======== RECORDS PROVIDED ========
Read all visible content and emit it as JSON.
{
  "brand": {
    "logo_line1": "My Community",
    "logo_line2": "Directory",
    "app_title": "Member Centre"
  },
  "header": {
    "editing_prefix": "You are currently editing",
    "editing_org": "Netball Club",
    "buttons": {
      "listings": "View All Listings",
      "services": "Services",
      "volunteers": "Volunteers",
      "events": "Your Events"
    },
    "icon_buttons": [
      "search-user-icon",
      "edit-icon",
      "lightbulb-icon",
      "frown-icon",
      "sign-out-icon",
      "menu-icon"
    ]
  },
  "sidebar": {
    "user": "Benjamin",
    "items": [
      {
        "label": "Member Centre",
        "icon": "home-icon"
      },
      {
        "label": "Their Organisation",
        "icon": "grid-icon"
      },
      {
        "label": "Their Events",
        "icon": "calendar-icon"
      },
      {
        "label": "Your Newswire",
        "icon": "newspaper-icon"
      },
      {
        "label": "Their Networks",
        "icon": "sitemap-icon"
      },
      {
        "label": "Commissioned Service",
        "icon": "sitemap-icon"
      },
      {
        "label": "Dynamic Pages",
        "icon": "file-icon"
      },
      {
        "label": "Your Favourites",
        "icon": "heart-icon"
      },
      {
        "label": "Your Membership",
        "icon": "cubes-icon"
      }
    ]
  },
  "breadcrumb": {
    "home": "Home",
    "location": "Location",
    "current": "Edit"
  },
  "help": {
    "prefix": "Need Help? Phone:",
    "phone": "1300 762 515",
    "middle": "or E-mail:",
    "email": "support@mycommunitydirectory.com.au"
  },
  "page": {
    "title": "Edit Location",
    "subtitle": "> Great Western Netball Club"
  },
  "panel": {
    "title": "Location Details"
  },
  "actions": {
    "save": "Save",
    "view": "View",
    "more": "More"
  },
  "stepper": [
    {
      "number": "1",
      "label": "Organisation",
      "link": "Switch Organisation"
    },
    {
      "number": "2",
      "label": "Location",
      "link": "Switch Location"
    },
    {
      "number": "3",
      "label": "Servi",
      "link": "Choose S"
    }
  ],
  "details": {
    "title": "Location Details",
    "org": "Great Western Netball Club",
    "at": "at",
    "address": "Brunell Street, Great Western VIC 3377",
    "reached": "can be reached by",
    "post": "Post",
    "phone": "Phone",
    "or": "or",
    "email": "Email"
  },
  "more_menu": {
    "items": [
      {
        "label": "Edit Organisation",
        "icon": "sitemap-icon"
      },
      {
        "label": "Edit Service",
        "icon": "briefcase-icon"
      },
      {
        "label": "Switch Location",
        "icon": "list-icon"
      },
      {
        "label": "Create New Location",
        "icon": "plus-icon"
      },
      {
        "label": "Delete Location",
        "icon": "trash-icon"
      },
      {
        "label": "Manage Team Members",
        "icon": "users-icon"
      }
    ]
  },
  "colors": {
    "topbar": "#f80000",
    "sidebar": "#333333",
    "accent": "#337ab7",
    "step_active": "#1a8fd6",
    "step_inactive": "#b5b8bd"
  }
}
========
> WRITTEN PROBLEM: Retype the material in full. Each word must match.

> WRITTEN ANSWER:
Read all visible content and emit it as JSON.
{
  "brand": {
    "logo_line1": "My Community",
    "logo_line2": "Directory",
    "app_title": "Member Centre"
  },
  "header": {
    "editing_prefix": "You are currently editing",
    "editing_org": "Netball Club",
    "buttons": {
      "listings": "View All Listings",
      "services": "Services",
      "volunteers": "Volunteers",
      "events": "Your Events"
    },
    "icon_buttons": [
      "search-user-icon",
      "edit-icon",
      "lightbulb-icon",
      "frown-icon",
      "sign-out-icon",
      "menu-icon"
    ]
  },
  "sidebar": {
    "user": "Benjamin",
    "items": [
      {
        "label": "Member Centre",
        "icon": "home-icon"
      },
      {
        "label": "Their Organisation",
        "icon": "grid-icon"
      },
      {
        "label": "Their Events",
        "icon": "calendar-icon"
      },
      {
        "label": "Your Newswire",
        "icon": "newspaper-icon"
      },
      {
        "label": "Their Networks",
        "icon": "sitemap-icon"
      },
      {
        "label": "Commissioned Service",
        "icon": "sitemap-icon"
      },
      {
        "label": "Dynamic Pages",
        "icon": "file-icon"
      },
      {
        "label": "Your Favourites",
        "icon": "heart-icon"
      },
      {
        "label": "Your Membership",
        "icon": "cubes-icon"
      }
    ]
  },
  "breadcrumb": {
    "home": "Home",
    "location": "Location",
    "current": "Edit"
  },
  "help": {
    "prefix": "Need Help? Phone:",
    "phone": "1300 762 515",
    "middle": "or E-mail:",
    "email": "support@mycommunitydirectory.com.au"
  },
  "page": {
    "title": "Edit Location",
    "subtitle": "> Great Western Netball Club"
  },
  "panel": {
    "title": "Location Details"
  },
  "actions": {
    "save": "Save",
    "view": "View",
    "more": "More"
  },
  "stepper": [
    {
      "number": "1",
      "label": "Organisation",
      "link": "Switch Organisation"
    },
    {
      "number": "2",
      "label": "Location",
      "link": "Switch Location"
    },
    {
      "number": "3",
      "label": "Servi",
      "link": "Choose S"
    }
  ],
  "details": {
    "title": "Location Details",
    "org": "Great Western Netball Club",
    "at": "at",
    "address": "Brunell Street, Great Western VIC 3377",
    "reached": "can be reached by",
    "post": "Post",
    "phone": "Phone",
    "or": "or",
    "email": "Email"
  },
  "more_menu": {
    "items": [
      {
        "label": "Edit Organisation",
        "icon": "sitemap-icon"
      },
      {
        "label": "Edit Service",
        "icon": "briefcase-icon"
      },
      {
        "label": "Switch Location",
        "icon": "list-icon"
      },
      {
        "label": "Create New Location",
        "icon": "plus-icon"
      },
      {
        "label": "Delete Location",
        "icon": "trash-icon"
      },
      {
        "label": "Manage Team Members",
        "icon": "users-icon"
      }
    ]
  },
  "colors": {
    "topbar": "#f80000",
    "sidebar": "#333333",
    "accent": "#337ab7",
    "step_active": "#1a8fd6",
    "step_inactive": "#b5b8bd"
  }
}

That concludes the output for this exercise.